Exercise:
Your task is to transcribe all of the records exactly and leave out the pictures.

Dataset records on visual material

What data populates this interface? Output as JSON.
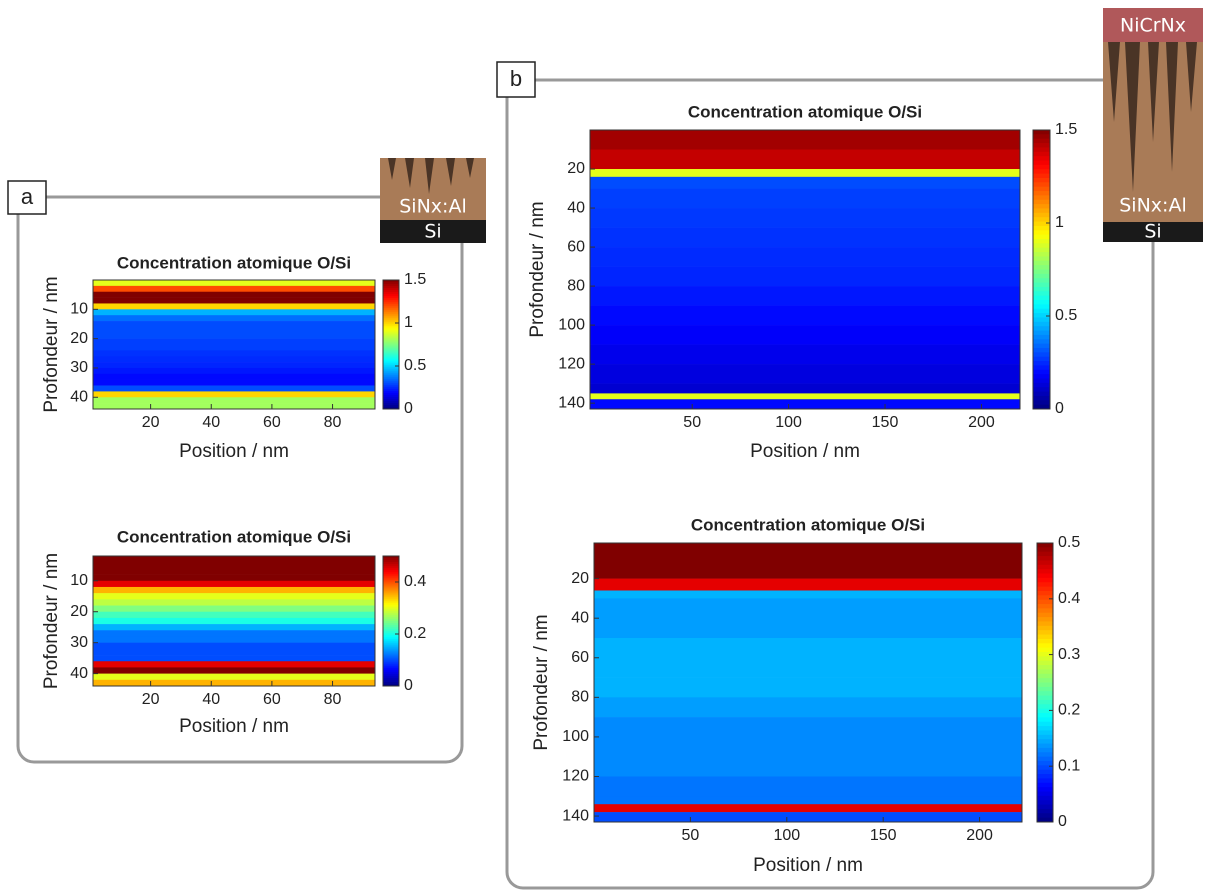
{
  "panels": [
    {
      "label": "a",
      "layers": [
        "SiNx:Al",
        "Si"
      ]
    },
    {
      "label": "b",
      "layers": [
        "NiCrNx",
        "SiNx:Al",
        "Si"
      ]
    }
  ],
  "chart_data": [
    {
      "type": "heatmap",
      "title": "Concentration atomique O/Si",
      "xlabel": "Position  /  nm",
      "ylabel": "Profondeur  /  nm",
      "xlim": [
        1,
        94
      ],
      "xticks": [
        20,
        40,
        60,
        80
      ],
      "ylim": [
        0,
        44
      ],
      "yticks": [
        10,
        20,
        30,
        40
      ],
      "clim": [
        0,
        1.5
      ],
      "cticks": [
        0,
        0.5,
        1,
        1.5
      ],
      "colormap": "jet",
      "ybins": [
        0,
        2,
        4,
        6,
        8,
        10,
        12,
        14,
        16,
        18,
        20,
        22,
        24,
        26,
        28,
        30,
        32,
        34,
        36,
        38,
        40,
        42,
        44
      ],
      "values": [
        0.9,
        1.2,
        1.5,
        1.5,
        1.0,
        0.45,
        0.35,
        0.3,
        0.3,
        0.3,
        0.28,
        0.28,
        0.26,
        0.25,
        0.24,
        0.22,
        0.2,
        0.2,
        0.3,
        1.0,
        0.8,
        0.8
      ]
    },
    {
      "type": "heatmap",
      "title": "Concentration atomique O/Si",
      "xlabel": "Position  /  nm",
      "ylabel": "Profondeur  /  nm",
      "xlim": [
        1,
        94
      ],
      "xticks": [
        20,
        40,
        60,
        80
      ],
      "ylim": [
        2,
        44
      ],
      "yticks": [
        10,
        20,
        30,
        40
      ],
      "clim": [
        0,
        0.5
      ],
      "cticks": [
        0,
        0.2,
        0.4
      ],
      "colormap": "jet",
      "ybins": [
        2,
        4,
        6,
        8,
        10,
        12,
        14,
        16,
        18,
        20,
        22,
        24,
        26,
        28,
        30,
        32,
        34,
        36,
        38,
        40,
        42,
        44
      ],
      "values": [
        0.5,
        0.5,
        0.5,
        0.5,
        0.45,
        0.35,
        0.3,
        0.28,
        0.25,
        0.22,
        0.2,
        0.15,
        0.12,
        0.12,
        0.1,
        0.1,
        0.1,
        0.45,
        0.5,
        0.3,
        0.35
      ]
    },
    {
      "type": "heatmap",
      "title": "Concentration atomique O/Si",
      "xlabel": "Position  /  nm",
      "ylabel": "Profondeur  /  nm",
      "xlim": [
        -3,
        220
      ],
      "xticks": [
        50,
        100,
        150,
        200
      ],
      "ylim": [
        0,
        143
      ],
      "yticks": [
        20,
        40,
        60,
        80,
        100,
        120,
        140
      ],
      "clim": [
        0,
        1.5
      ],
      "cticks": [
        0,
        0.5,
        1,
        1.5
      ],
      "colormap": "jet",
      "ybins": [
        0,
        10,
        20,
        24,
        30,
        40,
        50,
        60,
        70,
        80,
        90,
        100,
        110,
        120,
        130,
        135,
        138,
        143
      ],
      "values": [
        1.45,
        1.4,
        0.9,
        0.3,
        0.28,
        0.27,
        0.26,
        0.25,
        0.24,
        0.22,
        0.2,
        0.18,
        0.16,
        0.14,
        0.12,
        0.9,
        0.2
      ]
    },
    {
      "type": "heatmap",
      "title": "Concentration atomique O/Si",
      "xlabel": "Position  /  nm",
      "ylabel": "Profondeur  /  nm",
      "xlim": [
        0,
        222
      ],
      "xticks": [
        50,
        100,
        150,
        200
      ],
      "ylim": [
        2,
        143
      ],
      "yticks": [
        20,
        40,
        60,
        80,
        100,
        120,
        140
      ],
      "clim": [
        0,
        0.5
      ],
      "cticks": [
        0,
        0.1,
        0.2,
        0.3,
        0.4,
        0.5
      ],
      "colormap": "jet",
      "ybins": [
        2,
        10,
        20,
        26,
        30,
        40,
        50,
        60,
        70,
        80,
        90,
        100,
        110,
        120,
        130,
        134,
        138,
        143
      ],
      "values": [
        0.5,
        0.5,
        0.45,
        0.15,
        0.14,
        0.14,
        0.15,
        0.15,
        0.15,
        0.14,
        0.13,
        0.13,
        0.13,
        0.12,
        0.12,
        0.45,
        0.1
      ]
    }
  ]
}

Solution to the exercise:
What data populates this interface? Output as JSON.
{
  "panels": [
    {
      "label": "a",
      "layers": [
        "SiNx:Al",
        "Si"
      ]
    },
    {
      "label": "b",
      "layers": [
        "NiCrNx",
        "SiNx:Al",
        "Si"
      ]
    }
  ],
  "chart_data": [
    {
      "type": "heatmap",
      "title": "Concentration atomique O/Si",
      "xlabel": "Position  /  nm",
      "ylabel": "Profondeur  /  nm",
      "xlim": [
        1,
        94
      ],
      "xticks": [
        20,
        40,
        60,
        80
      ],
      "ylim": [
        0,
        44
      ],
      "yticks": [
        10,
        20,
        30,
        40
      ],
      "clim": [
        0,
        1.5
      ],
      "cticks": [
        0,
        0.5,
        1,
        1.5
      ],
      "colormap": "jet",
      "ybins": [
        0,
        2,
        4,
        6,
        8,
        10,
        12,
        14,
        16,
        18,
        20,
        22,
        24,
        26,
        28,
        30,
        32,
        34,
        36,
        38,
        40,
        42,
        44
      ],
      "values": [
        0.9,
        1.2,
        1.5,
        1.5,
        1.0,
        0.45,
        0.35,
        0.3,
        0.3,
        0.3,
        0.28,
        0.28,
        0.26,
        0.25,
        0.24,
        0.22,
        0.2,
        0.2,
        0.3,
        1.0,
        0.8,
        0.8
      ]
    },
    {
      "type": "heatmap",
      "title": "Concentration atomique O/Si",
      "xlabel": "Position  /  nm",
      "ylabel": "Profondeur  /  nm",
      "xlim": [
        1,
        94
      ],
      "xticks": [
        20,
        40,
        60,
        80
      ],
      "ylim": [
        2,
        44
      ],
      "yticks": [
        10,
        20,
        30,
        40
      ],
      "clim": [
        0,
        0.5
      ],
      "cticks": [
        0,
        0.2,
        0.4
      ],
      "colormap": "jet",
      "ybins": [
        2,
        4,
        6,
        8,
        10,
        12,
        14,
        16,
        18,
        20,
        22,
        24,
        26,
        28,
        30,
        32,
        34,
        36,
        38,
        40,
        42,
        44
      ],
      "values": [
        0.5,
        0.5,
        0.5,
        0.5,
        0.45,
        0.35,
        0.3,
        0.28,
        0.25,
        0.22,
        0.2,
        0.15,
        0.12,
        0.12,
        0.1,
        0.1,
        0.1,
        0.45,
        0.5,
        0.3,
        0.35
      ]
    },
    {
      "type": "heatmap",
      "title": "Concentration atomique O/Si",
      "xlabel": "Position  /  nm",
      "ylabel": "Profondeur  /  nm",
      "xlim": [
        -3,
        220
      ],
      "xticks": [
        50,
        100,
        150,
        200
      ],
      "ylim": [
        0,
        143
      ],
      "yticks": [
        20,
        40,
        60,
        80,
        100,
        120,
        140
      ],
      "clim": [
        0,
        1.5
      ],
      "cticks": [
        0,
        0.5,
        1,
        1.5
      ],
      "colormap": "jet",
      "ybins": [
        0,
        10,
        20,
        24,
        30,
        40,
        50,
        60,
        70,
        80,
        90,
        100,
        110,
        120,
        130,
        135,
        138,
        143
      ],
      "values": [
        1.45,
        1.4,
        0.9,
        0.3,
        0.28,
        0.27,
        0.26,
        0.25,
        0.24,
        0.22,
        0.2,
        0.18,
        0.16,
        0.14,
        0.12,
        0.9,
        0.2
      ]
    },
    {
      "type": "heatmap",
      "title": "Concentration atomique O/Si",
      "xlabel": "Position  /  nm",
      "ylabel": "Profondeur  /  nm",
      "xlim": [
        0,
        222
      ],
      "xticks": [
        50,
        100,
        150,
        200
      ],
      "ylim": [
        2,
        143
      ],
      "yticks": [
        20,
        40,
        60,
        80,
        100,
        120,
        140
      ],
      "clim": [
        0,
        0.5
      ],
      "cticks": [
        0,
        0.1,
        0.2,
        0.3,
        0.4,
        0.5
      ],
      "colormap": "jet",
      "ybins": [
        2,
        10,
        20,
        26,
        30,
        40,
        50,
        60,
        70,
        80,
        90,
        100,
        110,
        120,
        130,
        134,
        138,
        143
      ],
      "values": [
        0.5,
        0.5,
        0.45,
        0.15,
        0.14,
        0.14,
        0.15,
        0.15,
        0.15,
        0.14,
        0.13,
        0.13,
        0.13,
        0.12,
        0.12,
        0.45,
        0.1
      ]
    }
  ]
}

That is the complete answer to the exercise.